WHAT IS NEEDED :: Take the line containing "Read out every word on this page." and every line after it to the end of the records, and copy them exactly, excluding pictures.

RECORDS FOR THIS EXERCISE ::

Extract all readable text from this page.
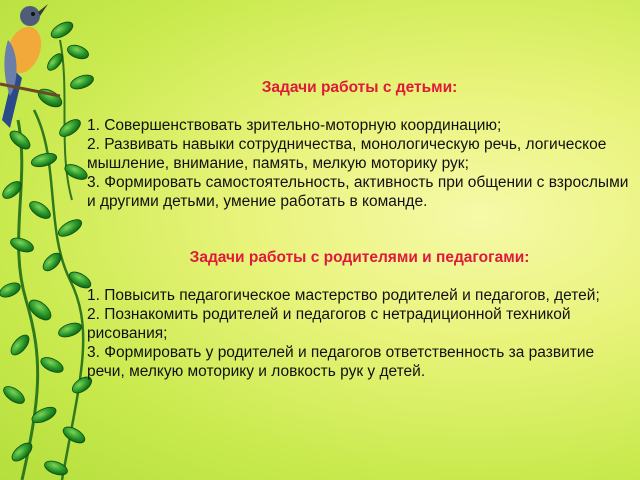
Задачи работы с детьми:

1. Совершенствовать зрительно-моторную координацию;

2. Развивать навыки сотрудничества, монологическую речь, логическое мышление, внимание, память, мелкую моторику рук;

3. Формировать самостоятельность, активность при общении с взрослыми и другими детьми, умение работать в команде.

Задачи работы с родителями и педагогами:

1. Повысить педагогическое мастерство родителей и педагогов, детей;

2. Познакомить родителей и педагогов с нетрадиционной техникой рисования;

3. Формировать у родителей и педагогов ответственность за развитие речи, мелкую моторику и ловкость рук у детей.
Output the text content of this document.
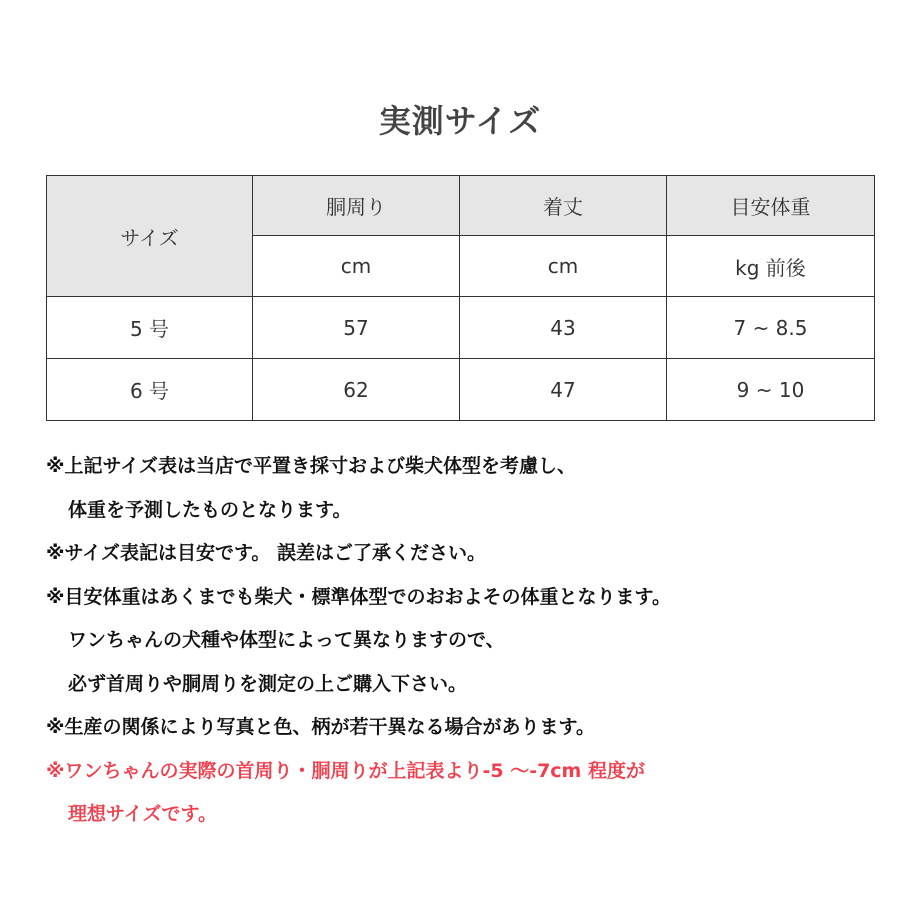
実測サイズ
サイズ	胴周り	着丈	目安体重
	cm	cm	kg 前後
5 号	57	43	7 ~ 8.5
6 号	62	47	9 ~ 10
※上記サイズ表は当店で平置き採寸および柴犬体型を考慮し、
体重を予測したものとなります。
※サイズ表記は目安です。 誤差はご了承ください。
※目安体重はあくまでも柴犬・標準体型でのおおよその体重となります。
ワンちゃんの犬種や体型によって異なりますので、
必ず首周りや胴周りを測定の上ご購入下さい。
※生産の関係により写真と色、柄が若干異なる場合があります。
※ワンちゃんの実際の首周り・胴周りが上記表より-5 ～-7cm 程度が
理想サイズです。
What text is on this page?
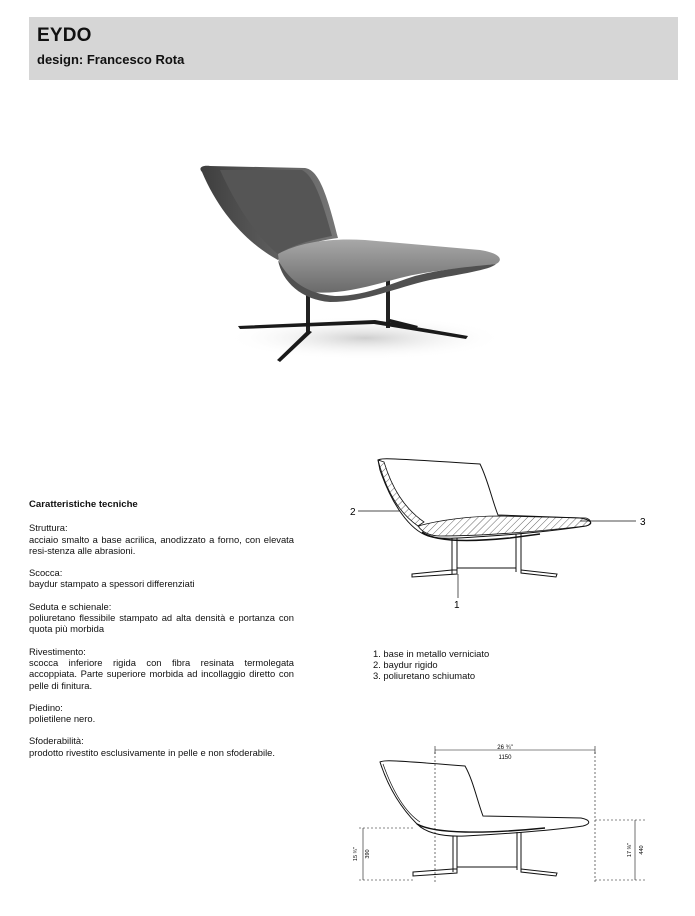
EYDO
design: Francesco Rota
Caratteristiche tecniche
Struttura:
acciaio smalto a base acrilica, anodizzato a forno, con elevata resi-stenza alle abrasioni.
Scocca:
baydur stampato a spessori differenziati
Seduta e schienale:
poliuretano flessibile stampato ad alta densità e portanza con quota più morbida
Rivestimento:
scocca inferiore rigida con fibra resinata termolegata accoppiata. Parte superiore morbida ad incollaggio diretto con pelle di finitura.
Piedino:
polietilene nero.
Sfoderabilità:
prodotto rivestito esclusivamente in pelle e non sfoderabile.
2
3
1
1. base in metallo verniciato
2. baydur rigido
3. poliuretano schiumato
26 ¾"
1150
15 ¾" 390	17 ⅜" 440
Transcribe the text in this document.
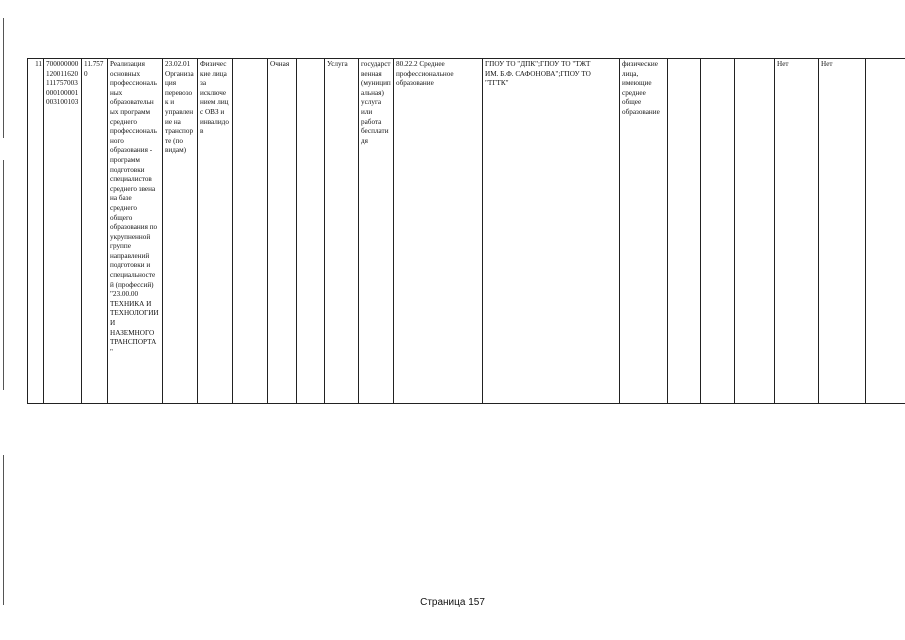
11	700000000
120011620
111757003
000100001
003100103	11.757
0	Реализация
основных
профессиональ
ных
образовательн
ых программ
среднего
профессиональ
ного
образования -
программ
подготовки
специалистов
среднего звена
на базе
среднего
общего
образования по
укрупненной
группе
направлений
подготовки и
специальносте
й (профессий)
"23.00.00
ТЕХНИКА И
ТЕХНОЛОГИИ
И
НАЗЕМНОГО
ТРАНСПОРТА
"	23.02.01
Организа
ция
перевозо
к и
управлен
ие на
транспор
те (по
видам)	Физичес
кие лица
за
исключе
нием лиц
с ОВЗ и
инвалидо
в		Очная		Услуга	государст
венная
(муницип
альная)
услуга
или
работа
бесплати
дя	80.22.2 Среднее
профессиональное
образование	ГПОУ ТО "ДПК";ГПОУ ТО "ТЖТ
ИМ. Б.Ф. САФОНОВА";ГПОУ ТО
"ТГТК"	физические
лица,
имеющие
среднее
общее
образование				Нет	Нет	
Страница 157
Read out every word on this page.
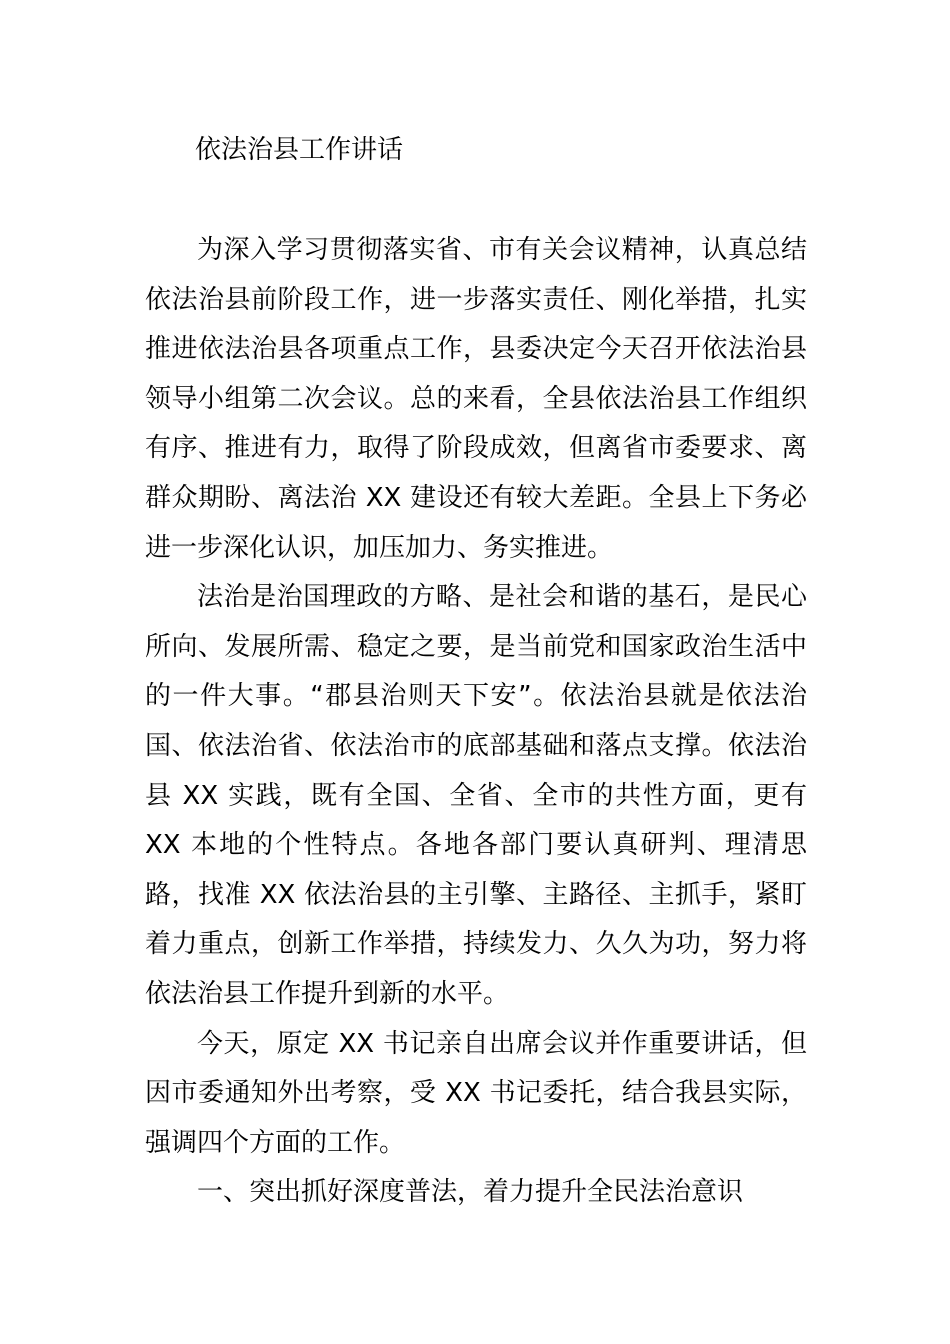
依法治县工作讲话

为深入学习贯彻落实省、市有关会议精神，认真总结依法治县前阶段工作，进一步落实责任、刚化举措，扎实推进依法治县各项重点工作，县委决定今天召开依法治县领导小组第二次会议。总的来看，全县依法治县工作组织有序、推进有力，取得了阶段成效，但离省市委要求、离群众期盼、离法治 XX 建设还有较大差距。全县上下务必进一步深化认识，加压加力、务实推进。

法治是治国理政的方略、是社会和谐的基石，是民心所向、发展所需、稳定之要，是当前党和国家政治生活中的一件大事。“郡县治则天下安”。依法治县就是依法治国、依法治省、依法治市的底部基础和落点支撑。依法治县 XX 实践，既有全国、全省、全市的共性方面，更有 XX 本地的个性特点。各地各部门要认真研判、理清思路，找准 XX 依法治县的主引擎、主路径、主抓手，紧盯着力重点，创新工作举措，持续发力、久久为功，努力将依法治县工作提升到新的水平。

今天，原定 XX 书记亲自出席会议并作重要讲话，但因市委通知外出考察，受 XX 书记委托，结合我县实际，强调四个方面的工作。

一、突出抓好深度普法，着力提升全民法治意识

ANSWER TO THE TASK ::
Read out every word on this page.
依法治县工作讲话

为深入学习贯彻落实省、市有关会议精神，认真总结依法治县前阶段工作，进一步落实责任、刚化举措，扎实推进依法治县各项重点工作，县委决定今天召开依法治县领导小组第二次会议。总的来看，全县依法治县工作组织有序、推进有力，取得了阶段成效，但离省市委要求、离群众期盼、离法治 XX 建设还有较大差距。全县上下务必进一步深化认识，加压加力、务实推进。

法治是治国理政的方略、是社会和谐的基石，是民心所向、发展所需、稳定之要，是当前党和国家政治生活中的一件大事。“郡县治则天下安”。依法治县就是依法治国、依法治省、依法治市的底部基础和落点支撑。依法治县 XX 实践，既有全国、全省、全市的共性方面，更有 XX 本地的个性特点。各地各部门要认真研判、理清思路，找准 XX 依法治县的主引擎、主路径、主抓手，紧盯着力重点，创新工作举措，持续发力、久久为功，努力将依法治县工作提升到新的水平。

今天，原定 XX 书记亲自出席会议并作重要讲话，但因市委通知外出考察，受 XX 书记委托，结合我县实际，强调四个方面的工作。

一、突出抓好深度普法，着力提升全民法治意识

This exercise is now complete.